Task details:
Using the data beneath, show every line that includes the word "sealant".

Material for the task:
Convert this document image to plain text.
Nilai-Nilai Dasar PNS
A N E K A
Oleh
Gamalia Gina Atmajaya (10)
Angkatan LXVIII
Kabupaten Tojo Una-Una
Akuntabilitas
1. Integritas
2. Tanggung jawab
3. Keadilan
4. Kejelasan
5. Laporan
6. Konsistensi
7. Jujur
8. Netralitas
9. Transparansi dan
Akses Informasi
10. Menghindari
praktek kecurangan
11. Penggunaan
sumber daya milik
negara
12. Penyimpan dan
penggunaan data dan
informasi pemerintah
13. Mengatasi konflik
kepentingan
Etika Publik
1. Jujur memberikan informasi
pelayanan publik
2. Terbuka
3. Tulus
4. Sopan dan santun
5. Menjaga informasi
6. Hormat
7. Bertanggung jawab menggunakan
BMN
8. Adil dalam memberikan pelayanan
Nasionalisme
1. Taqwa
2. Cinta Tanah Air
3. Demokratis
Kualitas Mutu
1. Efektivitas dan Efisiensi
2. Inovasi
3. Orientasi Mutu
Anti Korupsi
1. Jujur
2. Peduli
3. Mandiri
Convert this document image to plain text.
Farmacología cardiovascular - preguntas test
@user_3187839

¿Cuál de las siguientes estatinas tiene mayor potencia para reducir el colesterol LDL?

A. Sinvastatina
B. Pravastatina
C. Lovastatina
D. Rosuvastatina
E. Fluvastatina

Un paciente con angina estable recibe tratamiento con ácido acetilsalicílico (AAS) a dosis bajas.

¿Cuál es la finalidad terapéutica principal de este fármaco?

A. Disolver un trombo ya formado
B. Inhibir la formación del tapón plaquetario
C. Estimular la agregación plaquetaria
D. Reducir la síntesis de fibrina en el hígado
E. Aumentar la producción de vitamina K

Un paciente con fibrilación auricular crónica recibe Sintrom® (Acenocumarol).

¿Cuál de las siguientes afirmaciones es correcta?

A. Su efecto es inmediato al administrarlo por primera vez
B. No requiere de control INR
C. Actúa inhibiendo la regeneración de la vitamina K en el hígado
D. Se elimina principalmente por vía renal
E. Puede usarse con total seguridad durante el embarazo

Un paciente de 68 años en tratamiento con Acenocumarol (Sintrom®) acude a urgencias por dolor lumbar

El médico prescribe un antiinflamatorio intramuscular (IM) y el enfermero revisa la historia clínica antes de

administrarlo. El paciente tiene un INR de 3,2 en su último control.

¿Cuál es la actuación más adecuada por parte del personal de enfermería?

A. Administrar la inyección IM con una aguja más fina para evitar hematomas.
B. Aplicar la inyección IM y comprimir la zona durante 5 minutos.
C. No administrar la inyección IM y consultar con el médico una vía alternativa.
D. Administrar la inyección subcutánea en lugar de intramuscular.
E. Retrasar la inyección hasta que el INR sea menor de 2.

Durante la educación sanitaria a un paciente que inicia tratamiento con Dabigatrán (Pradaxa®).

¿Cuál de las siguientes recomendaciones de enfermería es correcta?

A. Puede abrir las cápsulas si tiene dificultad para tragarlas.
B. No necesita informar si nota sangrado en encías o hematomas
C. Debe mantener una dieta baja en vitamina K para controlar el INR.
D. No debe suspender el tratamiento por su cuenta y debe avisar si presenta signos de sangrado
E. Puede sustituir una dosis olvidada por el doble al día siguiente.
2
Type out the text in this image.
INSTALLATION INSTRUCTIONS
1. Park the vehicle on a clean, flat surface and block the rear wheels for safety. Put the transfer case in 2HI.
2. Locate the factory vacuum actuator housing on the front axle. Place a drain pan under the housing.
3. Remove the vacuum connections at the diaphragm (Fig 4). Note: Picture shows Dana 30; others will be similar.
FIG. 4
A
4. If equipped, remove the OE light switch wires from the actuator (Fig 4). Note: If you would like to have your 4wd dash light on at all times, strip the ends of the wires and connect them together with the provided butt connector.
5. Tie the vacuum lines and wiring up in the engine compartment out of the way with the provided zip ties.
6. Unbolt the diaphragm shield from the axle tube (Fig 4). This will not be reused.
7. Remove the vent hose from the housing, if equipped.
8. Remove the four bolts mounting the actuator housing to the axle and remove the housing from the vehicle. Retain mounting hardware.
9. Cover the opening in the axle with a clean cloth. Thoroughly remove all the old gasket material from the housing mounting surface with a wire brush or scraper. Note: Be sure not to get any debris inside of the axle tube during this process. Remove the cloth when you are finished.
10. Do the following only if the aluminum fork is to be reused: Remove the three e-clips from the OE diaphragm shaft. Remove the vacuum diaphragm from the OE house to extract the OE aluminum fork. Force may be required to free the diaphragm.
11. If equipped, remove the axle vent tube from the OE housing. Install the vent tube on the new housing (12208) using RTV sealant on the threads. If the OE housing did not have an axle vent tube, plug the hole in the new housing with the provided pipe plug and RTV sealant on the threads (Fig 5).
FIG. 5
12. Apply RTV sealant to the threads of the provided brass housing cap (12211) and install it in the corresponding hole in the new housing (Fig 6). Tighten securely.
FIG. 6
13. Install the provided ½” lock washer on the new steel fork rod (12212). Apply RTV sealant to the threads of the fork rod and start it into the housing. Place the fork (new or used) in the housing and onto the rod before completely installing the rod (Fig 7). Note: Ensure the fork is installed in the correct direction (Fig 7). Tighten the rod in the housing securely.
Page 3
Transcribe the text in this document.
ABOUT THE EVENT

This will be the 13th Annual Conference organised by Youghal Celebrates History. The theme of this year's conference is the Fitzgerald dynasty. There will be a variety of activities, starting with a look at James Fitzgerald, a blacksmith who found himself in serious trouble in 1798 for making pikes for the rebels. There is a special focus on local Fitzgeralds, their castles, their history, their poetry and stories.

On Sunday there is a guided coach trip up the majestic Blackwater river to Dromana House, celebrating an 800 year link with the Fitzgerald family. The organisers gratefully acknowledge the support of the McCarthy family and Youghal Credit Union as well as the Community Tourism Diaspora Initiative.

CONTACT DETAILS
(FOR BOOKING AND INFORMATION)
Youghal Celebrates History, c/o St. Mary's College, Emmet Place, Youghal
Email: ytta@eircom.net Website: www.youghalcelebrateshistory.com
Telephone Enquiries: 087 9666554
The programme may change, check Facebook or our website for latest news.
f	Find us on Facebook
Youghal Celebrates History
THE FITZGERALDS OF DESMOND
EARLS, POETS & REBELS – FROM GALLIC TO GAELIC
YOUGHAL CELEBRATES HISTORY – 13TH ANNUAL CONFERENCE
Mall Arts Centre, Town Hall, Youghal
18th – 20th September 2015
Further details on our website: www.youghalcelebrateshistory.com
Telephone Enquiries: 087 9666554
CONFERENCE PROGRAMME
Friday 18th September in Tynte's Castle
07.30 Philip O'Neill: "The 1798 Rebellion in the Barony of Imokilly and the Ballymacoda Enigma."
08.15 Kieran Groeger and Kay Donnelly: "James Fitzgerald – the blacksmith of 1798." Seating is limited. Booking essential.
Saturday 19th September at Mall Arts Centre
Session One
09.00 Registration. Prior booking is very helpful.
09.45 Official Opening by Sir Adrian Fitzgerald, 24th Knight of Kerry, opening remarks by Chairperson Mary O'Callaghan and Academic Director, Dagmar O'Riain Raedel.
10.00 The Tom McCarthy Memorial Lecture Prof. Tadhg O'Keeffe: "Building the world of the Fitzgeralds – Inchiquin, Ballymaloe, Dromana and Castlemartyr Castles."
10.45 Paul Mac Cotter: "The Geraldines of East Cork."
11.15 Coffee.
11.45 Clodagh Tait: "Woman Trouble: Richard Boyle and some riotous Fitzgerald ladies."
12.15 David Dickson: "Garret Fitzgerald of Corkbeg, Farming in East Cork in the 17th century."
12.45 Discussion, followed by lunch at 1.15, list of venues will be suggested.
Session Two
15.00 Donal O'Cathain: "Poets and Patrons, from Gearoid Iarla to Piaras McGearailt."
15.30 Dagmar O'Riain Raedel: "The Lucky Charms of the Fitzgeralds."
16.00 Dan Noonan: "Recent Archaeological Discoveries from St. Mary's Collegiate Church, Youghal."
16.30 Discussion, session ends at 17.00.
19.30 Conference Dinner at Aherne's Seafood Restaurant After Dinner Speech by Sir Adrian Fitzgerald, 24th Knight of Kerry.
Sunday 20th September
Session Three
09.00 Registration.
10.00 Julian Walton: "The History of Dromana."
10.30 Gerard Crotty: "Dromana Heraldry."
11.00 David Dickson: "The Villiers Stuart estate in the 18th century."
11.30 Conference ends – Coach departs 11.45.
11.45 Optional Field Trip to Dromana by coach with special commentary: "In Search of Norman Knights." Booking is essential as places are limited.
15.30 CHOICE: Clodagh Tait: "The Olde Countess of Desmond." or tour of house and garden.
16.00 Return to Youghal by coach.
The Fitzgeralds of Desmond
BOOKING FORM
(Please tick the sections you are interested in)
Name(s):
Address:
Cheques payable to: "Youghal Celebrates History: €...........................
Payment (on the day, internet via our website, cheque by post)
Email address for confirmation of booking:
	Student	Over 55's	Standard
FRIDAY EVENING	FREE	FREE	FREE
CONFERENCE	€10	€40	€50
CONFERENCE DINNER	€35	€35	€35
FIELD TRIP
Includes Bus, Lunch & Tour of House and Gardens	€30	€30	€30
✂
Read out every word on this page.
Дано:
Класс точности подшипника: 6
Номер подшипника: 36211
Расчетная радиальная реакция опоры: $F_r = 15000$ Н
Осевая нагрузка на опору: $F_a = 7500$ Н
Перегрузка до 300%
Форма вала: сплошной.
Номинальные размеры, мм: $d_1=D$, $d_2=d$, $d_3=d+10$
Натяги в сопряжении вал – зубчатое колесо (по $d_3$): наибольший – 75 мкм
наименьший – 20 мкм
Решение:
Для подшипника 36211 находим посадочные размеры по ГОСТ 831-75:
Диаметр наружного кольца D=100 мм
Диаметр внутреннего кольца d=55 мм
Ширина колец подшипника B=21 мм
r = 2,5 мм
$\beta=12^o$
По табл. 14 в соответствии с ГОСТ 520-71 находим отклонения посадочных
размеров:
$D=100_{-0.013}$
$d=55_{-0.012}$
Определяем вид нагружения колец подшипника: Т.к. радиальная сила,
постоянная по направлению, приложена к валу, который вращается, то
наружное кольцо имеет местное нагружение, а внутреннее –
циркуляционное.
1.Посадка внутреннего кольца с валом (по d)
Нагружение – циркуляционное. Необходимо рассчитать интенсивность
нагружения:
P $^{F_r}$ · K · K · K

Response below:
11. If equipped, remove the axle vent tube from the OE housing. Install the vent tube on the new housing (12208) using RTV sealant on the threads. If the OE housing did not have an axle vent tube, plug the hole in the new housing with the provided pipe plug and RTV sealant on the threads (Fig 5).
12. Apply RTV sealant to the threads of the provided brass housing cap (12211) and install it in the corresponding hole in the new housing (Fig 6). Tighten securely.
13. Install the provided ½” lock washer on the new steel fork rod (12212). Apply RTV sealant to the threads of the fork rod and start it into the housing. Place the fork (new or used) in the housing and onto the rod before completely installing the rod (Fig 7). Note: Ensure the fork is installed in the correct direction (Fig 7). Tighten the rod in the housing securely.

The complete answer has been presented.